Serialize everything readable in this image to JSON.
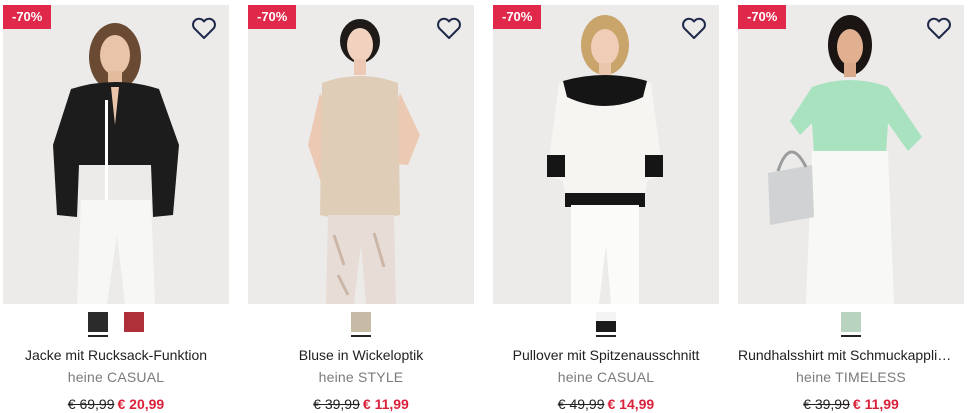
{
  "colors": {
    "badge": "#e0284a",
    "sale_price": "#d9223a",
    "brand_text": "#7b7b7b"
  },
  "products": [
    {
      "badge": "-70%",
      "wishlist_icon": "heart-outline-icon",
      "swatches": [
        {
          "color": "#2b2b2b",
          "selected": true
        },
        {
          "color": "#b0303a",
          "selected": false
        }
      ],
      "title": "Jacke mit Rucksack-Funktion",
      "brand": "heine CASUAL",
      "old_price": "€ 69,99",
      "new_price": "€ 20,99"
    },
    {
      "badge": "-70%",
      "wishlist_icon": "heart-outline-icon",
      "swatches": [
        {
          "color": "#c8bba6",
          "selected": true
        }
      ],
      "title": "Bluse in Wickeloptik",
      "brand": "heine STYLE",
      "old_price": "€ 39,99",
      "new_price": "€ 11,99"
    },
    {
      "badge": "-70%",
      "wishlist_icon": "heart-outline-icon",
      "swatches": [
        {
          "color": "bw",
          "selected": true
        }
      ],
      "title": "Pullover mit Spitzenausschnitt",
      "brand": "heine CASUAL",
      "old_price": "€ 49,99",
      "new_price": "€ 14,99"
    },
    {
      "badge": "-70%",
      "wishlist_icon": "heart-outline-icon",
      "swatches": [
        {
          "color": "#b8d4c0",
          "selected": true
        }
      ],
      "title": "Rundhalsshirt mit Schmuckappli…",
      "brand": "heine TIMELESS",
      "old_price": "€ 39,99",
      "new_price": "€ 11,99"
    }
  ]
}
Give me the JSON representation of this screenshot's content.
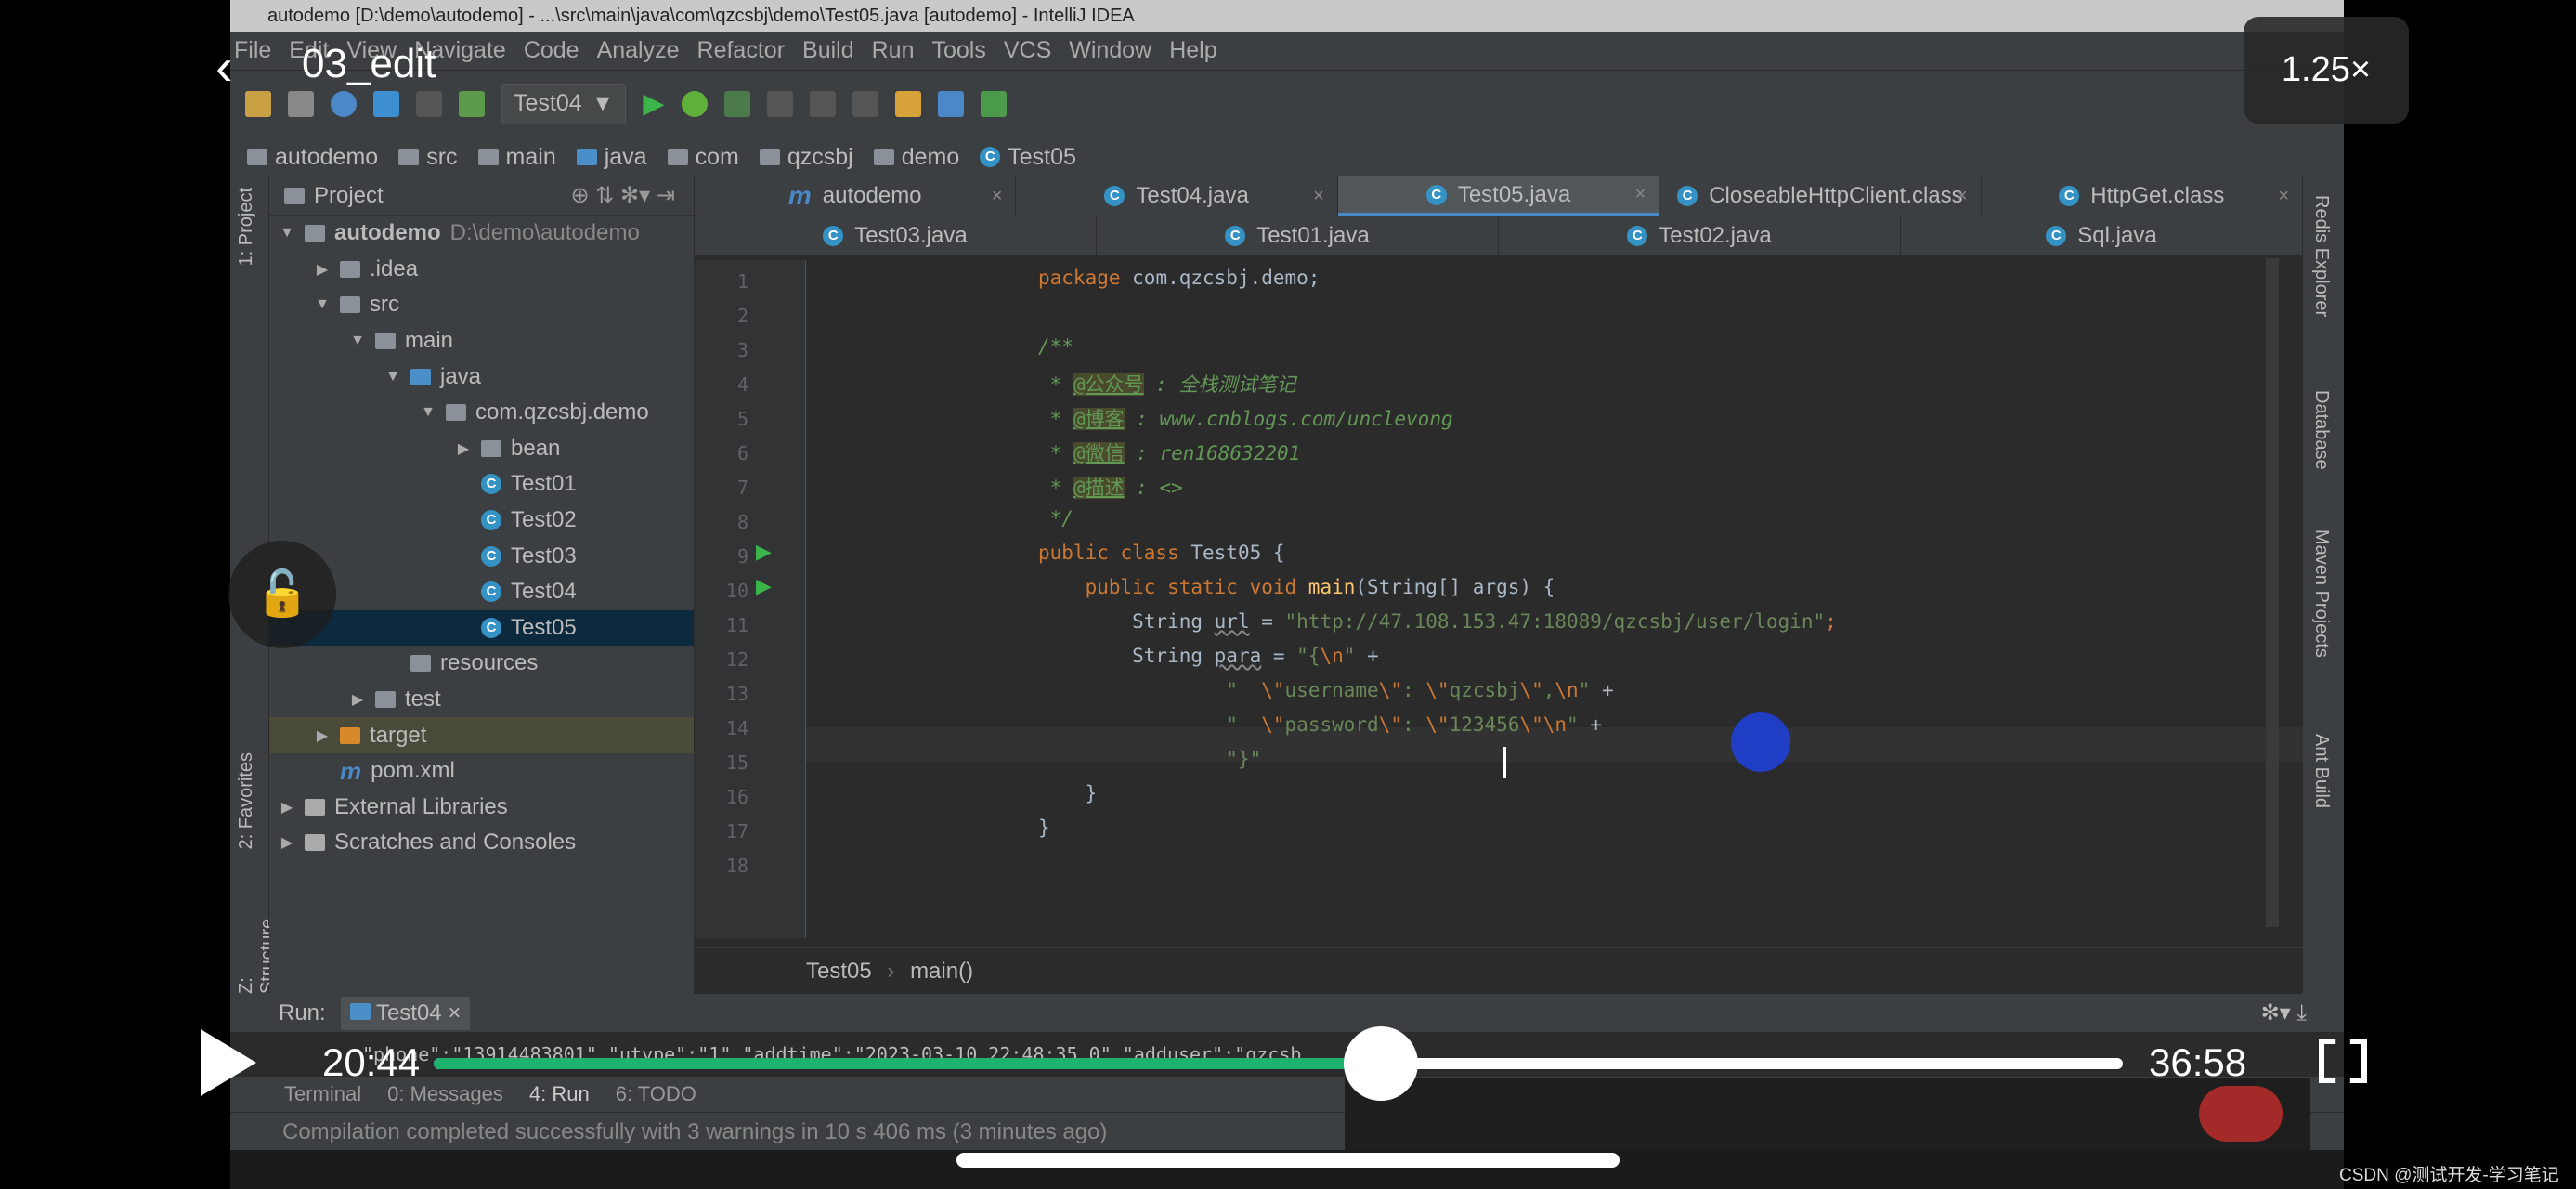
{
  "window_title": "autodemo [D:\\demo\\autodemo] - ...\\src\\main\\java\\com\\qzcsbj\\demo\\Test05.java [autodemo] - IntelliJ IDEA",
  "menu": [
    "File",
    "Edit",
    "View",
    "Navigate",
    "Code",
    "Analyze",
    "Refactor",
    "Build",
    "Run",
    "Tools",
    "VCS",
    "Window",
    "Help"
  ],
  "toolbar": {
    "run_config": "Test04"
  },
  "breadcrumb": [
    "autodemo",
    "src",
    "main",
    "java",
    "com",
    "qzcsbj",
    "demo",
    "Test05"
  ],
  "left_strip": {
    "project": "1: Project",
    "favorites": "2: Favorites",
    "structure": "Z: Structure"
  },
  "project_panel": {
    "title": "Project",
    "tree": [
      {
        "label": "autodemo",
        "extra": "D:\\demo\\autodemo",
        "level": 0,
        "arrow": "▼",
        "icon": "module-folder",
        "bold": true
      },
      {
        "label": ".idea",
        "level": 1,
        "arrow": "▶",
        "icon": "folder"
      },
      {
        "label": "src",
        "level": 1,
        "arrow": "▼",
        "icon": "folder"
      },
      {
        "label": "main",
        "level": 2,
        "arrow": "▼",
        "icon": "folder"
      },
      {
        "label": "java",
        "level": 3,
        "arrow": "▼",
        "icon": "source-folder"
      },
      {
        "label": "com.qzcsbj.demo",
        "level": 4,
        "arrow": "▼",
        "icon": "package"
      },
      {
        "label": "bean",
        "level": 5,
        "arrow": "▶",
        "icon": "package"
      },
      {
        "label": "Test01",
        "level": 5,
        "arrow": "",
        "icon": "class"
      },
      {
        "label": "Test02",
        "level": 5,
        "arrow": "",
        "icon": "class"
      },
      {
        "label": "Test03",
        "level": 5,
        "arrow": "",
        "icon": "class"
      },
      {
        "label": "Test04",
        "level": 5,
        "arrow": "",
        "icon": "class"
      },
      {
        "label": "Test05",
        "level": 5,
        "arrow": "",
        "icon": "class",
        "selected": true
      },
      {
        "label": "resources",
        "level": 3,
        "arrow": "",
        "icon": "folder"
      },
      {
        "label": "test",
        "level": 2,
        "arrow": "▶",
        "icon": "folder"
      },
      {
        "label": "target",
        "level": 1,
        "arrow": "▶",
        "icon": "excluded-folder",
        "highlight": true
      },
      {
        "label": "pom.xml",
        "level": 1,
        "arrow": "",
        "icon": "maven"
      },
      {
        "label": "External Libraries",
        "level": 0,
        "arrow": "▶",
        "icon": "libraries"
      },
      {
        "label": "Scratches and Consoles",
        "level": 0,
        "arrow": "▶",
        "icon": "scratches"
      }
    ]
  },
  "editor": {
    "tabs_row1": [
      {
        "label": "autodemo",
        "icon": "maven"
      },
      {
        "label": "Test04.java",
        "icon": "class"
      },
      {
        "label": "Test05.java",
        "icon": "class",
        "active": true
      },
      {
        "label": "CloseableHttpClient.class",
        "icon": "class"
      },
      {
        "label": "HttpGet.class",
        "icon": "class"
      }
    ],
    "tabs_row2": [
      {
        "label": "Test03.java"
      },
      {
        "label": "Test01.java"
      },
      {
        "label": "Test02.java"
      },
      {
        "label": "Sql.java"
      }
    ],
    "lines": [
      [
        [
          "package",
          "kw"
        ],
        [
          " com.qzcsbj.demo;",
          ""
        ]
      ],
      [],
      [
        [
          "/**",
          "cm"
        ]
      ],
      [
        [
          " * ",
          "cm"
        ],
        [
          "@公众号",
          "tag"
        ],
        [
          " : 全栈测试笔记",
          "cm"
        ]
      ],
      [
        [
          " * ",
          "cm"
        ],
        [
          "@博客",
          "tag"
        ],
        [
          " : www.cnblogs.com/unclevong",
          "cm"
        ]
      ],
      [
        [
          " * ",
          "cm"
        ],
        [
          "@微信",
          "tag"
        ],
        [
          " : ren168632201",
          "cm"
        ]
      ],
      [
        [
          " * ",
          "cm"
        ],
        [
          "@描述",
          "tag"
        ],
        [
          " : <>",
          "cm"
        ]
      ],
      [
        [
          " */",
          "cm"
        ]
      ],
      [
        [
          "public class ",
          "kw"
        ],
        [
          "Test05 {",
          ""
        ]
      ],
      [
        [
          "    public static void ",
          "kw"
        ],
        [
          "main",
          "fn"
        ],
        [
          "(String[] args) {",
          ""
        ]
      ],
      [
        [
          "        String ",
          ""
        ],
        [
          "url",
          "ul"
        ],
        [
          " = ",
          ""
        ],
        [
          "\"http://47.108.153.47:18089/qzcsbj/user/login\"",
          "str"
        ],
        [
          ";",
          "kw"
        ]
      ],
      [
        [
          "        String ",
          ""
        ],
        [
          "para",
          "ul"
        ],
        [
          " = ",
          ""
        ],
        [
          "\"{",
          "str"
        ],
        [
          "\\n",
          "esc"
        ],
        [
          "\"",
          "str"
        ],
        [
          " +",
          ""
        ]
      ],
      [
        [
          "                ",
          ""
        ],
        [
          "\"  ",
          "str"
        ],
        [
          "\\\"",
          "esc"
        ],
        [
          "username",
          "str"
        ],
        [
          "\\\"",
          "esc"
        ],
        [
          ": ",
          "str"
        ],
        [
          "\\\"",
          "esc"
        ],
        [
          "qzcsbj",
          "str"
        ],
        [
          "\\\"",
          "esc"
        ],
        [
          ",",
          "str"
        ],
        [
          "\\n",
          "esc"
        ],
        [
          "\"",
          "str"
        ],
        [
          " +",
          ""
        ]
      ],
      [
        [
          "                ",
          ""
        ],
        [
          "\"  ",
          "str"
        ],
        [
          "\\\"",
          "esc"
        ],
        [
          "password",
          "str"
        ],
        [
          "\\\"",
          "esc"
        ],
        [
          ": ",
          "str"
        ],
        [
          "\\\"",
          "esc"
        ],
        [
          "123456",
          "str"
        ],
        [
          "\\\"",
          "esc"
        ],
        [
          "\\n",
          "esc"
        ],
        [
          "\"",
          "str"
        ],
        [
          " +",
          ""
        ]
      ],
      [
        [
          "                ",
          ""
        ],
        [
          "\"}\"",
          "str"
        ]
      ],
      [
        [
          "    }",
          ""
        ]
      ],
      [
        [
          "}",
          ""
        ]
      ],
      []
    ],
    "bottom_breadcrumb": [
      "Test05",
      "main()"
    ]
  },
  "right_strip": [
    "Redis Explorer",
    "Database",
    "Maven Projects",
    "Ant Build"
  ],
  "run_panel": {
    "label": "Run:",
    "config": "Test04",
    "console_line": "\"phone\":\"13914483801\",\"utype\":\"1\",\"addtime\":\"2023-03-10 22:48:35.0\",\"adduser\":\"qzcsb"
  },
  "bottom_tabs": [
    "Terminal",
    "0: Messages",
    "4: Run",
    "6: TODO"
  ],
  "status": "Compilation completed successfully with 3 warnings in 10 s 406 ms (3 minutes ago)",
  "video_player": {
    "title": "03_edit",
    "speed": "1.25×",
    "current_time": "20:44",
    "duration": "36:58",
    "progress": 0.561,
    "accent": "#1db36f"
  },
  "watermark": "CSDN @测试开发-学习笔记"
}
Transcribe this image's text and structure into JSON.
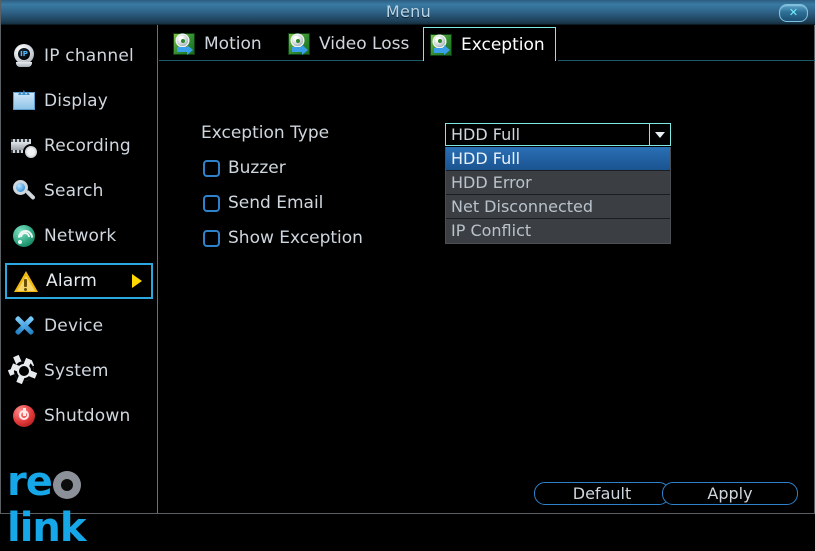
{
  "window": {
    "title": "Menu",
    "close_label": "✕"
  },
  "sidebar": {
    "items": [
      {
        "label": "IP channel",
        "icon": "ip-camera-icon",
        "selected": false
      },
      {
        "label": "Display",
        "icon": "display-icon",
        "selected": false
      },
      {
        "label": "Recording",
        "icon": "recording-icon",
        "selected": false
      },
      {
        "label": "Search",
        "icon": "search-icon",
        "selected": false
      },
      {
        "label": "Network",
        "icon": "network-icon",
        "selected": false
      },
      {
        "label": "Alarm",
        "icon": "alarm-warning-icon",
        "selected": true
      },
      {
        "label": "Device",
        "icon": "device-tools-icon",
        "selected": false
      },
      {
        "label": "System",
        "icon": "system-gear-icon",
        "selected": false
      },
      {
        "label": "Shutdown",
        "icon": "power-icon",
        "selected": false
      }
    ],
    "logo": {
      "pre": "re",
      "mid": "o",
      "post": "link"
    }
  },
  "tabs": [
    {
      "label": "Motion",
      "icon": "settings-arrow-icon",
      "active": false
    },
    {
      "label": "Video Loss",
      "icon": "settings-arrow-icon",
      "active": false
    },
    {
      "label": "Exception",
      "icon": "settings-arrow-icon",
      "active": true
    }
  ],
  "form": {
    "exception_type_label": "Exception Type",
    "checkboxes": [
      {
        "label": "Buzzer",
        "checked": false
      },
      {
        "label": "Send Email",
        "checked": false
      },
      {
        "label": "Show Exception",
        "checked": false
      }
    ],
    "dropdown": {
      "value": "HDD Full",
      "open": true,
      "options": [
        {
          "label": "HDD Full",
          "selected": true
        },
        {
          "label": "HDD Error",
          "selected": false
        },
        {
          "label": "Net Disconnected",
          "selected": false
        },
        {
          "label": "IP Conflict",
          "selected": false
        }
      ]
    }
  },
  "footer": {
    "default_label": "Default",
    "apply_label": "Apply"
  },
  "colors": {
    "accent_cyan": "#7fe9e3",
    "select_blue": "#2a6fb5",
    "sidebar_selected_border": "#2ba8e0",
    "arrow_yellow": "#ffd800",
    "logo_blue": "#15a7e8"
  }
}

• [TASK PROMPT]: In the entries above, find every line holding the word "java" and copy it out.

• [EXERCISE ANSWER]:
  "window_title": "autodemo [D:\\demo\\autodemo] - ...\\src\\main\\java\\com\\qzcsbj\\demo\\Test05.java [autodemo] - IntelliJ IDEA",
    "java",
        "label": "java",
        "label": "Test04.java",
        "label": "Test05.java",
        "label": "Test03.java"
        "label": "Test01.java"
        "label": "Test02.java"
        "label": "Sql.java"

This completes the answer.